Recorded data
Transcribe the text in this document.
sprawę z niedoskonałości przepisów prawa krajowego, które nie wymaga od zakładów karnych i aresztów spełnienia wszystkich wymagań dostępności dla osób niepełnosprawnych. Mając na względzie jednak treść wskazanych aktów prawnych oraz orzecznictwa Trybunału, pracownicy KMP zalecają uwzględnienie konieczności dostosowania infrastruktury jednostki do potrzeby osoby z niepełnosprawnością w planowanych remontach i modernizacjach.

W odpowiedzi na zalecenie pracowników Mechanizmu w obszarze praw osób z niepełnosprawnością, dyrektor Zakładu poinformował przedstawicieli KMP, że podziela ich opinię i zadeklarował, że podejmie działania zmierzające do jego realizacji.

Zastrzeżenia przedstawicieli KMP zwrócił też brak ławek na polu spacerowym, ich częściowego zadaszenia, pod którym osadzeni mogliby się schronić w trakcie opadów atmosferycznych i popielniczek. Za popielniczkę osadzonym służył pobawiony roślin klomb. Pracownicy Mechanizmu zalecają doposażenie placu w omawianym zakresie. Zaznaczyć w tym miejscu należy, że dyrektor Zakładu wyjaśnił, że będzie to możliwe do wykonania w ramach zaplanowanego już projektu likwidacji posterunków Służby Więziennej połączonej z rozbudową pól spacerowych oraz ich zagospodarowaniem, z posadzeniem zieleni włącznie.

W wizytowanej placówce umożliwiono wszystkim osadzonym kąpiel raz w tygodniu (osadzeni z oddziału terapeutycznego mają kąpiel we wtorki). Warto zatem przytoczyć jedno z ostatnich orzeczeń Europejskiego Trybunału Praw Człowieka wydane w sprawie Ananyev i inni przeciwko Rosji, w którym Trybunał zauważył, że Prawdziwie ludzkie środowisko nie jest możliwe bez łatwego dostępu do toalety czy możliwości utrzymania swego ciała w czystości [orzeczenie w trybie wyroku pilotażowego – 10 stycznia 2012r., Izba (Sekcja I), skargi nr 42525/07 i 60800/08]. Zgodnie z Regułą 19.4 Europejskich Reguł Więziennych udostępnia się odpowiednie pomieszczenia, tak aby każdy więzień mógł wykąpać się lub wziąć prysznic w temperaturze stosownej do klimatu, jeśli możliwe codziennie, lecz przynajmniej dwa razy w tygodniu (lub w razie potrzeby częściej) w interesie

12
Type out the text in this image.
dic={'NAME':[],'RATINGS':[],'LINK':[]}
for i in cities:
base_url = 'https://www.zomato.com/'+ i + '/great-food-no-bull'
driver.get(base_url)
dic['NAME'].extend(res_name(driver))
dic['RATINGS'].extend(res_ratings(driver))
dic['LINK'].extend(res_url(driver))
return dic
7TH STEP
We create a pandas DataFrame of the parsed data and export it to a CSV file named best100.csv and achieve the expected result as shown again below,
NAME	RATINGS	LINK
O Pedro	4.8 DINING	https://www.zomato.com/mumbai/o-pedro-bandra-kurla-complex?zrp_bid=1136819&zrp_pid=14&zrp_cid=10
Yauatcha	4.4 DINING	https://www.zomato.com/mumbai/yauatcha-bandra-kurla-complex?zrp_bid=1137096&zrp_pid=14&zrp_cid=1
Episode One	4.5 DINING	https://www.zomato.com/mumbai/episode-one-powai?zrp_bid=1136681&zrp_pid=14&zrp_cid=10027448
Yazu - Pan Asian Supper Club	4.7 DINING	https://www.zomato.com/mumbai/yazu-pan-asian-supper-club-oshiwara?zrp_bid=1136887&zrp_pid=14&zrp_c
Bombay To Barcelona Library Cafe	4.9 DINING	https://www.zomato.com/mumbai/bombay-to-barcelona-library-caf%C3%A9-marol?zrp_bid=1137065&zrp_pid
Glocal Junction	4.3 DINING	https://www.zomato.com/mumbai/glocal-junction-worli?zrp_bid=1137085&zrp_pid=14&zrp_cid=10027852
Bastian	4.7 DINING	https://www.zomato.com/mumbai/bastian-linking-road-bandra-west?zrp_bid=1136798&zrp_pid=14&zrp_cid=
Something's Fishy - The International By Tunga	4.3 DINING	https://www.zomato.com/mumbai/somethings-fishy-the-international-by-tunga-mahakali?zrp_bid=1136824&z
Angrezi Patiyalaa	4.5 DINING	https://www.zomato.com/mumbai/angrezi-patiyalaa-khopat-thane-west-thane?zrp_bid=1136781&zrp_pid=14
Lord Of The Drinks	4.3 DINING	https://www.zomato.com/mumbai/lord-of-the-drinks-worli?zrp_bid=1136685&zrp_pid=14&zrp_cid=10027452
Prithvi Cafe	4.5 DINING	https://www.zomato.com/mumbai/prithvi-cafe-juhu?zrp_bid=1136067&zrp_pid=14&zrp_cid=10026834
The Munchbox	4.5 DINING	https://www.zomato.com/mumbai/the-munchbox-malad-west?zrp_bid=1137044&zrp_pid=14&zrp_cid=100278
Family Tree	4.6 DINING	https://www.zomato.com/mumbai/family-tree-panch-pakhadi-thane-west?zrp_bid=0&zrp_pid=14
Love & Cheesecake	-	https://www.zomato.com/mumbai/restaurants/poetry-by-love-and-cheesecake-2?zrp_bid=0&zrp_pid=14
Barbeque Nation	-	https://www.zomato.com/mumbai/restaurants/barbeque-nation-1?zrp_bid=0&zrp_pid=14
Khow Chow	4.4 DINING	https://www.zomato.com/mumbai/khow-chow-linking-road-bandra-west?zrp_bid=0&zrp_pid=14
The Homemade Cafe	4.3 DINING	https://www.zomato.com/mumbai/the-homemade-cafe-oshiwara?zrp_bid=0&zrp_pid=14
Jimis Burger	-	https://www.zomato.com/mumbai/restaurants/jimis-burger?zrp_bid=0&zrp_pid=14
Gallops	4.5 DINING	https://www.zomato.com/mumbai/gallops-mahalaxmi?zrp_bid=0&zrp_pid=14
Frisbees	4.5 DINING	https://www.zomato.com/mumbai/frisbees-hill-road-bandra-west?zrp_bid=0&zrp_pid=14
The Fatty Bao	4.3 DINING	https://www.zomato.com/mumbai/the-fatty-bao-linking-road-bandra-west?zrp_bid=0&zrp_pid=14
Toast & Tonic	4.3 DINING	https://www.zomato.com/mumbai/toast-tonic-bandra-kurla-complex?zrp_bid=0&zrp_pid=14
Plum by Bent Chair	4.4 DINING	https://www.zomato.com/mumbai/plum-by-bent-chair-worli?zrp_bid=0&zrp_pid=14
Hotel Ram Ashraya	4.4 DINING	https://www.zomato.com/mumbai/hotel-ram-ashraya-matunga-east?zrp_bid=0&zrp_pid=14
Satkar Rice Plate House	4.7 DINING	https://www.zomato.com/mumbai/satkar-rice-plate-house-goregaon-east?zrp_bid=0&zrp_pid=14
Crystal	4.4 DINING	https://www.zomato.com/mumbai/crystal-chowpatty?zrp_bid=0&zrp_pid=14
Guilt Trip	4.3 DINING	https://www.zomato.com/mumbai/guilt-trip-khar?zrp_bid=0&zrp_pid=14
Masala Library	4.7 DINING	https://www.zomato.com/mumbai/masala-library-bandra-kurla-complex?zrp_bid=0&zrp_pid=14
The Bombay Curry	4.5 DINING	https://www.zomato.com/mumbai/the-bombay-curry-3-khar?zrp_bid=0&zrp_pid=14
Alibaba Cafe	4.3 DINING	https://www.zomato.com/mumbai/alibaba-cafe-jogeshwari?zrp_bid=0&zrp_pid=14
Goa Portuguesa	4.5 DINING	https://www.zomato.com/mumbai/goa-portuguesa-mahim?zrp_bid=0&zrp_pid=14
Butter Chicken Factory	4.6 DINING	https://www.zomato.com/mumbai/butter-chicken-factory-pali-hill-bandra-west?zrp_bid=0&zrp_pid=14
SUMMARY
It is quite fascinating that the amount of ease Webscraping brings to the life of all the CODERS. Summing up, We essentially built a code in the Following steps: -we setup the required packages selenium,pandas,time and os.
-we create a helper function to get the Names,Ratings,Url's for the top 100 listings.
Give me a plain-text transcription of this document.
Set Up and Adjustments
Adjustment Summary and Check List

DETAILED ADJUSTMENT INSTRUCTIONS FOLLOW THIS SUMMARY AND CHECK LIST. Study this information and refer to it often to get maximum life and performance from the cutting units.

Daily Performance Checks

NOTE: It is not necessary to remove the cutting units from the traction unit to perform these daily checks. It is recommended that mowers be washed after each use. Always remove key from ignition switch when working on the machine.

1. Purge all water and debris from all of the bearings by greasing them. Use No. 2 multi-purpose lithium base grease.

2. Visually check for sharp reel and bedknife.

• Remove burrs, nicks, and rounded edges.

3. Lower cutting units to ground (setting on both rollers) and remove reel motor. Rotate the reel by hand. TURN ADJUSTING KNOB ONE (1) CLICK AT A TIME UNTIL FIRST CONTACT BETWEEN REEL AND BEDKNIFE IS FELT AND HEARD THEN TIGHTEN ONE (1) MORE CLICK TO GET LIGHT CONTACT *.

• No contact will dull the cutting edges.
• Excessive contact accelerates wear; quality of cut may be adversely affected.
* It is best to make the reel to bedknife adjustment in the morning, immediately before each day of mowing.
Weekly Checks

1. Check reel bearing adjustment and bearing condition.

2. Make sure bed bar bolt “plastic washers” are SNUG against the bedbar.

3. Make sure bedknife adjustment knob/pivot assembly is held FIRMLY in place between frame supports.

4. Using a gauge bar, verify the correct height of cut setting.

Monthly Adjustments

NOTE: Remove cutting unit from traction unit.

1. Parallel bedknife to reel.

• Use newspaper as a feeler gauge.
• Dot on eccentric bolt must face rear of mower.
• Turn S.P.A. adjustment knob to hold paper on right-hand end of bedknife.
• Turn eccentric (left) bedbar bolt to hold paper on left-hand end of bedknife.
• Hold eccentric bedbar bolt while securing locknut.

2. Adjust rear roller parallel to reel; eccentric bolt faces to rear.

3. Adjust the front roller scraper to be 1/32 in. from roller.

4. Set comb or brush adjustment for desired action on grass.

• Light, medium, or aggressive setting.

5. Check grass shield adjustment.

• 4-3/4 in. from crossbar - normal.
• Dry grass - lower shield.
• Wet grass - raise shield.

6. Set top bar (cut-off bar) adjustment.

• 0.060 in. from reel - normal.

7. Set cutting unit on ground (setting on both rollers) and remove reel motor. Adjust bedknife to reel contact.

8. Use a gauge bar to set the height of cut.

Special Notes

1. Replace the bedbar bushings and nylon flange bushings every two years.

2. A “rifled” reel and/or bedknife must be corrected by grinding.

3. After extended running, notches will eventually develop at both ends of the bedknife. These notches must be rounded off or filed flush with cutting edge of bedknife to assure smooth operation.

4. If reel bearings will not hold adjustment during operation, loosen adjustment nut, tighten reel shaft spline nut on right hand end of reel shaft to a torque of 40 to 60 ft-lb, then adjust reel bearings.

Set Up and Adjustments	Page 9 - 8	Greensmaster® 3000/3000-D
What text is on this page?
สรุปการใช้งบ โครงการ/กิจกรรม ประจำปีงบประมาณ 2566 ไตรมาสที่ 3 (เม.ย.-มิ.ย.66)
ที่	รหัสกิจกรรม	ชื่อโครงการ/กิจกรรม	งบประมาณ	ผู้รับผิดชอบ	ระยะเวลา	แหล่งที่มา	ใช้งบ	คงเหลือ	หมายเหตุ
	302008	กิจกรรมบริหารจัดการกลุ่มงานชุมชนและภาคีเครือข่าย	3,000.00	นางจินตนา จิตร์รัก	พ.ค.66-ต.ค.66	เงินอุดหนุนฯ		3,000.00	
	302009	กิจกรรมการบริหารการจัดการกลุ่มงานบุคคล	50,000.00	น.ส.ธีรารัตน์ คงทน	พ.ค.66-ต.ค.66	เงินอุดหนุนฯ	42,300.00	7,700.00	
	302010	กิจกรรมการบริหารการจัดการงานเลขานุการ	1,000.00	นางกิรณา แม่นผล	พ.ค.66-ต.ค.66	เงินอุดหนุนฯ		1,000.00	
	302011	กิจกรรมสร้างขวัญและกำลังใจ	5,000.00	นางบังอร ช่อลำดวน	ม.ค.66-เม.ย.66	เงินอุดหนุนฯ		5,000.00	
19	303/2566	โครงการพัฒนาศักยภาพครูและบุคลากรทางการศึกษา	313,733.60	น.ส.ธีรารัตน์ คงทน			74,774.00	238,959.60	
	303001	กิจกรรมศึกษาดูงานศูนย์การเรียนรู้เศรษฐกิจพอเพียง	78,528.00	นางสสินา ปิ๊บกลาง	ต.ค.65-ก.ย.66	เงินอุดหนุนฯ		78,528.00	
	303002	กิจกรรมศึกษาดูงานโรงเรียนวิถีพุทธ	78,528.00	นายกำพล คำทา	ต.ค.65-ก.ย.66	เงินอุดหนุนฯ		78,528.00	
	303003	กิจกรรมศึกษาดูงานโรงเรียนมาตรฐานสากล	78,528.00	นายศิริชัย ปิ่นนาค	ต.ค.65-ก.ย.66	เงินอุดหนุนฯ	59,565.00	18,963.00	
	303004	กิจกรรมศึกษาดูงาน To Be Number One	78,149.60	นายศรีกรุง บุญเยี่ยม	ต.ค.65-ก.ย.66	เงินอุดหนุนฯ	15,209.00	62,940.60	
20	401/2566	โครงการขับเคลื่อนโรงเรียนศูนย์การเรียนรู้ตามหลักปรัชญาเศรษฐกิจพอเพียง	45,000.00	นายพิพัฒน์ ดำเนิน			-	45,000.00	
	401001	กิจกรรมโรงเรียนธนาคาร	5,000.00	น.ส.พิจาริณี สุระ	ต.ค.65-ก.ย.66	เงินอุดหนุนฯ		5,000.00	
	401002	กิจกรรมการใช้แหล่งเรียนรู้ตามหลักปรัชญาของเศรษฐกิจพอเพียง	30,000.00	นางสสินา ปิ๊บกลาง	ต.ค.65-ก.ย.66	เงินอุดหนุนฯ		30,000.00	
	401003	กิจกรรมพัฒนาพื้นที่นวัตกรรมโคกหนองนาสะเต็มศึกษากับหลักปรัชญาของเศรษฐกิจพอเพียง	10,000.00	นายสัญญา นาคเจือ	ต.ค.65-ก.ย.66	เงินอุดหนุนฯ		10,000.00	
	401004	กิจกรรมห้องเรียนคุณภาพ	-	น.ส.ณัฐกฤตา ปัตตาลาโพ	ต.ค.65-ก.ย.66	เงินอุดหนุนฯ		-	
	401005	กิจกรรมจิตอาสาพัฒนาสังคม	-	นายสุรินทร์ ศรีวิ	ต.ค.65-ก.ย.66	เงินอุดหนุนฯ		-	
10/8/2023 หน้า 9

TO BE DONE =
Check each line of the listing above for the string "จพอเพ", then report only how many lines have it.

WRITTEN RESPONSE =
4